TASK BRIEF> Collect from the data below each line with "bootbase".

[Start INFORMATION PROVIDED]

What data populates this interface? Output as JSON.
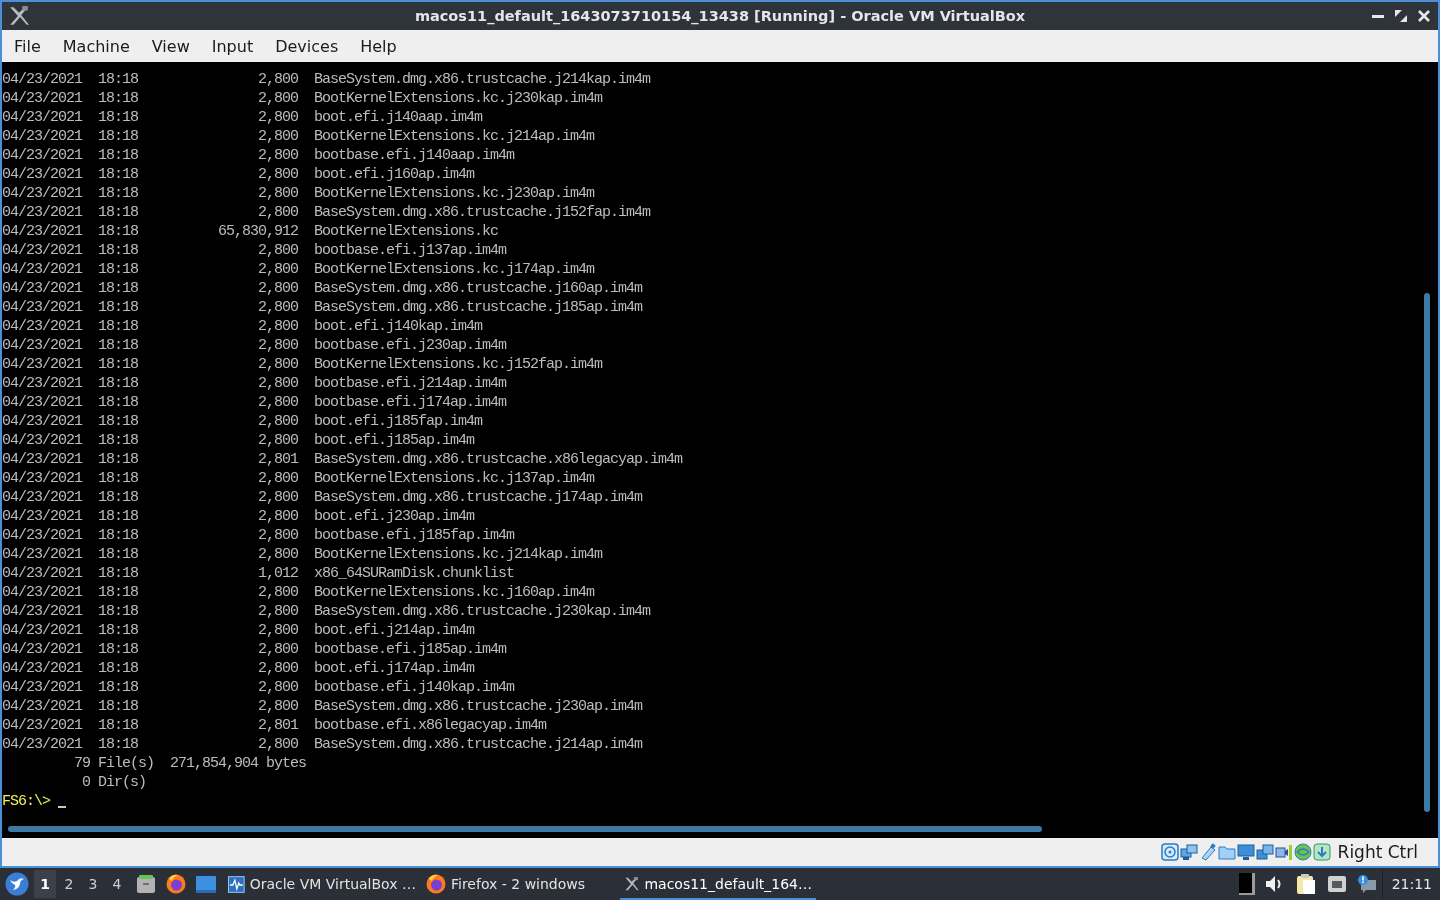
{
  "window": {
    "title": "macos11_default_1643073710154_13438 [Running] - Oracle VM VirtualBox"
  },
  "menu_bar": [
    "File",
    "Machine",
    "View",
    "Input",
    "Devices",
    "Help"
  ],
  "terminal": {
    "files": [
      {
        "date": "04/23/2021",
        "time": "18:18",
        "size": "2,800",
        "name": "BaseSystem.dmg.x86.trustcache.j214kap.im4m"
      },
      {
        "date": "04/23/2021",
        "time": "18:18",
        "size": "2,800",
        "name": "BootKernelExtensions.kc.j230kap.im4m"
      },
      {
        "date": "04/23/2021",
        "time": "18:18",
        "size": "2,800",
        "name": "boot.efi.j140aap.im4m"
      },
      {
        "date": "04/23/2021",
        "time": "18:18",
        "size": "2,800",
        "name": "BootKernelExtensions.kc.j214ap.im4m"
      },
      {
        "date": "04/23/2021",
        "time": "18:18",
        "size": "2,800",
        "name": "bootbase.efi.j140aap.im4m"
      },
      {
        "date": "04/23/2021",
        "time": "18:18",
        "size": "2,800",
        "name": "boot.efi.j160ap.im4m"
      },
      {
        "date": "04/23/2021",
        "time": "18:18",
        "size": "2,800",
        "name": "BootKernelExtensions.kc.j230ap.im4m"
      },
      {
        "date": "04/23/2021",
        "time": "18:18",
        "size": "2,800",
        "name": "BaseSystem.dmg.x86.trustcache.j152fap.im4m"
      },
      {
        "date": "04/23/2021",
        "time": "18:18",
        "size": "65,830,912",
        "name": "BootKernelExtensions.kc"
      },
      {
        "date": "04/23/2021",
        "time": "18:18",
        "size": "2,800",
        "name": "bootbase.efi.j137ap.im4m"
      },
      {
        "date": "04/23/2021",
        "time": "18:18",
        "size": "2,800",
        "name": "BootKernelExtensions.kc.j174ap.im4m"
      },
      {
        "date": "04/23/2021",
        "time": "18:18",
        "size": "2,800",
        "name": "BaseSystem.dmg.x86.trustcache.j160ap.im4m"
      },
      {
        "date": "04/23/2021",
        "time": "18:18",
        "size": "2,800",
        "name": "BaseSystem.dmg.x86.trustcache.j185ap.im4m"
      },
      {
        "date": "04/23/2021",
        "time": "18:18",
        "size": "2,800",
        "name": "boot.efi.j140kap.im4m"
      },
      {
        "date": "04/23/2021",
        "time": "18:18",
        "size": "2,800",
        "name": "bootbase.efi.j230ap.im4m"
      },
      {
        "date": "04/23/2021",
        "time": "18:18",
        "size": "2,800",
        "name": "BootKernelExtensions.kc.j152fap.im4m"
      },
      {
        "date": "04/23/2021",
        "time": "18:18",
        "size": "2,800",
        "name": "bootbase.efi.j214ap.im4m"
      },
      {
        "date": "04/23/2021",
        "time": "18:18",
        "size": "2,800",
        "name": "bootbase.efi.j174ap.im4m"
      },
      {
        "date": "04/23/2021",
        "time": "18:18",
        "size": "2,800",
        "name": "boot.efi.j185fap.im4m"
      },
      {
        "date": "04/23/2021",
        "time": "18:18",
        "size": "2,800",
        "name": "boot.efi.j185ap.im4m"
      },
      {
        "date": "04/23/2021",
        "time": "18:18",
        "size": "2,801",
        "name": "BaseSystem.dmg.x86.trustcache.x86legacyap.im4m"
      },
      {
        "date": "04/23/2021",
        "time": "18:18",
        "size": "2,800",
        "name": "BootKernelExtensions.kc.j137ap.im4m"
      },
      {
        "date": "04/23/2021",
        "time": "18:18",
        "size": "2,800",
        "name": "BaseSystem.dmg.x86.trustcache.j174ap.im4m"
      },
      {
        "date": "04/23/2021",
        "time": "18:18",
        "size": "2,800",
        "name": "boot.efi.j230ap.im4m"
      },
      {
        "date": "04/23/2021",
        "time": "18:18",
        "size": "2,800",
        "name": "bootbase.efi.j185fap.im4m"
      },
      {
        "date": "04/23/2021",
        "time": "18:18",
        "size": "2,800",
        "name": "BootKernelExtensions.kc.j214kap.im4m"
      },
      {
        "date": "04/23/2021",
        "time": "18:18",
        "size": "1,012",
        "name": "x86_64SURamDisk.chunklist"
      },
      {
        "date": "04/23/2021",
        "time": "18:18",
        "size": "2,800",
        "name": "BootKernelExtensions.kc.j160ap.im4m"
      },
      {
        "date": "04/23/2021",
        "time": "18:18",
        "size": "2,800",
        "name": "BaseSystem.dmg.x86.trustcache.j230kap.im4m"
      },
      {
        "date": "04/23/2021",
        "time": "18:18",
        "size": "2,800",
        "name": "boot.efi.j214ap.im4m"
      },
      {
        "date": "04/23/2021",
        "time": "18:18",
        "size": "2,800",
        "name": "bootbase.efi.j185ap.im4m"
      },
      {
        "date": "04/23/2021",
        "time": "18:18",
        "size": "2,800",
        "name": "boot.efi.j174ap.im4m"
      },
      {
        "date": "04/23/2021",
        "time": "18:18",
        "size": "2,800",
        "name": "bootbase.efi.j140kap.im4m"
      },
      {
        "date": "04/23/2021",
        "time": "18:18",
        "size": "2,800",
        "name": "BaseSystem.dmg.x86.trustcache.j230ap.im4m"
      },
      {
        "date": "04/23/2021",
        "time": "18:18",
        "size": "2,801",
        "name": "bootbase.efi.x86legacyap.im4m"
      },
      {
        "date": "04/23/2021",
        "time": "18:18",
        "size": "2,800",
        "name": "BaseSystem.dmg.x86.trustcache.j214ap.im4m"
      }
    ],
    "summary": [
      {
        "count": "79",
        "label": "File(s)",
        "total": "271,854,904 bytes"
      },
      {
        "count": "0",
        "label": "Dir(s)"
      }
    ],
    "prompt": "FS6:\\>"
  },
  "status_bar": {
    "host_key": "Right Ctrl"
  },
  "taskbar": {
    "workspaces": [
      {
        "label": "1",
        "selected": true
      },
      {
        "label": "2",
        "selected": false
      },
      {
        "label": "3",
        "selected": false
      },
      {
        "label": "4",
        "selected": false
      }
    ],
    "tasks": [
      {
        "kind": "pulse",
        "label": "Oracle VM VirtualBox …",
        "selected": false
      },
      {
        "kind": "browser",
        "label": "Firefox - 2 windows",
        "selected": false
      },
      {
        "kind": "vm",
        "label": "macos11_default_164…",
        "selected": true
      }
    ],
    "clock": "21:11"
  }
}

[End INFORMATION PROVIDED]
[Start INFORMATION PROVIDED]

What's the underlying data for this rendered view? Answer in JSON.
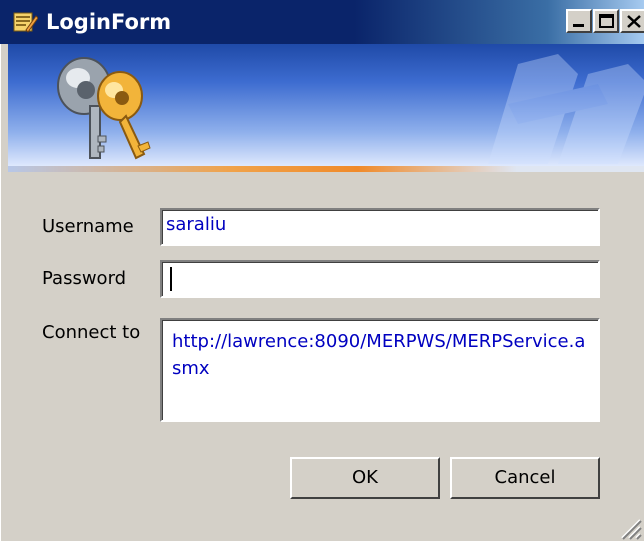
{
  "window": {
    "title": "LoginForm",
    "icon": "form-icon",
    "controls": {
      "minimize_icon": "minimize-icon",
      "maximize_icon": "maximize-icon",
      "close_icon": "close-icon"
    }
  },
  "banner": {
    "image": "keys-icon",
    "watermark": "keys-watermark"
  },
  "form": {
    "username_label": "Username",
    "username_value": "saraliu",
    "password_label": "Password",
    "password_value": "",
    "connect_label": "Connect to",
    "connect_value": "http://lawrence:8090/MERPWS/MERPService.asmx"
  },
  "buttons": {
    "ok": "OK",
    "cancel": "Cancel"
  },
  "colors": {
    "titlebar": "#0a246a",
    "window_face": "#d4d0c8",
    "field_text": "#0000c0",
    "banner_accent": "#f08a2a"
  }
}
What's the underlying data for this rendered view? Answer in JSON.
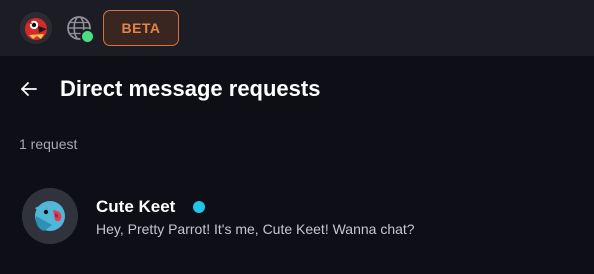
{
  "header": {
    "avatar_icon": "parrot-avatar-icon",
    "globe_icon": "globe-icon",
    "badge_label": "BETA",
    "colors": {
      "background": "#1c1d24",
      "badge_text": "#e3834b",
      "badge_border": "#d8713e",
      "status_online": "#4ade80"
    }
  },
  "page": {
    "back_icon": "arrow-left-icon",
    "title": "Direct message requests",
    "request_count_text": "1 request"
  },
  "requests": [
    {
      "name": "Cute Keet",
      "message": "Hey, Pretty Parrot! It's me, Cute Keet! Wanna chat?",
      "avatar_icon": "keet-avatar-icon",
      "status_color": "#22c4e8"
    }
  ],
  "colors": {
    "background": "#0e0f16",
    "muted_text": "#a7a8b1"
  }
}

[End INFORMATION PROVIDED]
[Start INFORMATION PROVIDED]

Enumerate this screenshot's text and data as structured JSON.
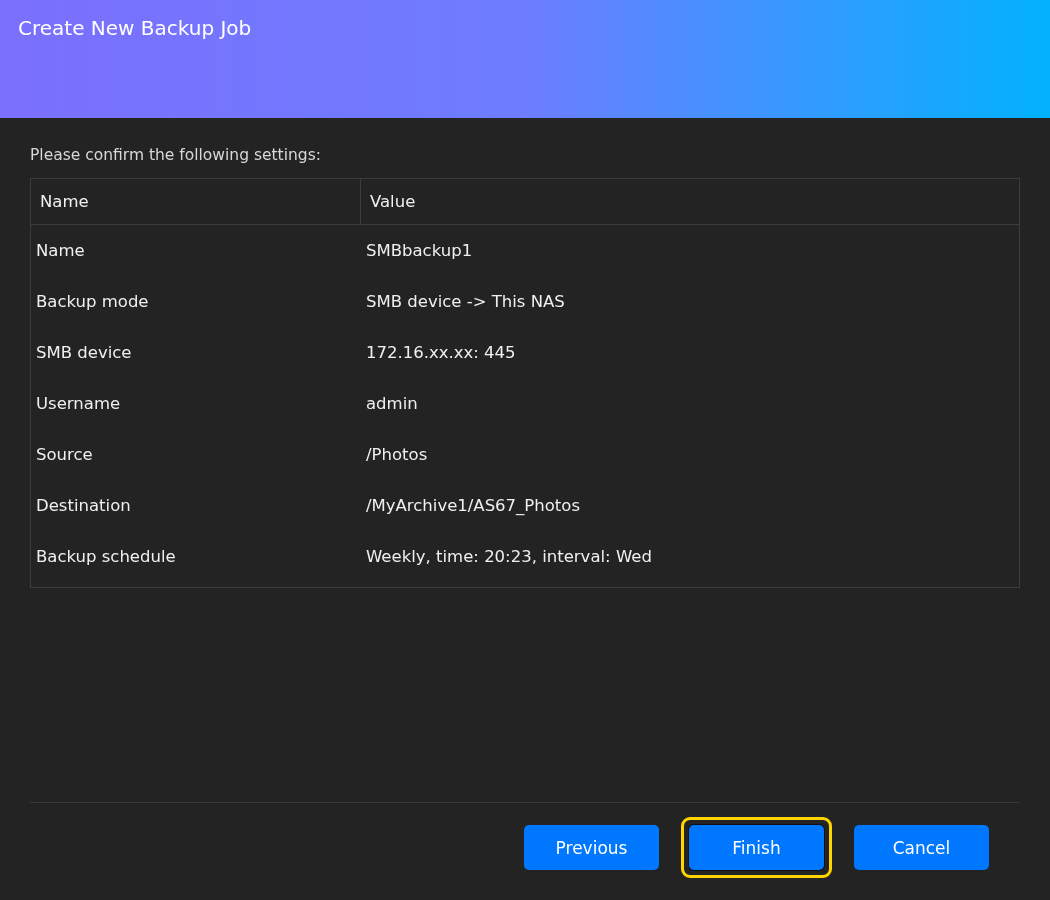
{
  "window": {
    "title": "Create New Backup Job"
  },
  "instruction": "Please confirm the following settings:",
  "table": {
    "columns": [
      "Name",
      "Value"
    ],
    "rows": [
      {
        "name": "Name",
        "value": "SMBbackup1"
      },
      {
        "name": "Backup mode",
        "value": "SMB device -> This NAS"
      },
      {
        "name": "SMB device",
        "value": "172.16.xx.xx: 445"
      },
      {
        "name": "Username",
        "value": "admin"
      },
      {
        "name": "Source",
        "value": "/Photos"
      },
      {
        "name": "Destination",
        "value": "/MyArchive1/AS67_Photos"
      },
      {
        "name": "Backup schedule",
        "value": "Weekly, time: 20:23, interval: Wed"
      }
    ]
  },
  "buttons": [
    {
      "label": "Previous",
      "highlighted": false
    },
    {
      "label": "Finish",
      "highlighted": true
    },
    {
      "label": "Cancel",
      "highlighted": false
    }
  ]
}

[End INFORMATION PROVIDED]

TASK ANSWER>
        "name": "bootbase.efi.j140aap.im4m"
        "name": "bootbase.efi.j137ap.im4m"
        "name": "bootbase.efi.j230ap.im4m"
        "name": "bootbase.efi.j214ap.im4m"
        "name": "bootbase.efi.j174ap.im4m"
        "name": "bootbase.efi.j185fap.im4m"
        "name": "bootbase.efi.j185ap.im4m"
        "name": "bootbase.efi.j140kap.im4m"
        "name": "bootbase.efi.x86legacyap.im4m"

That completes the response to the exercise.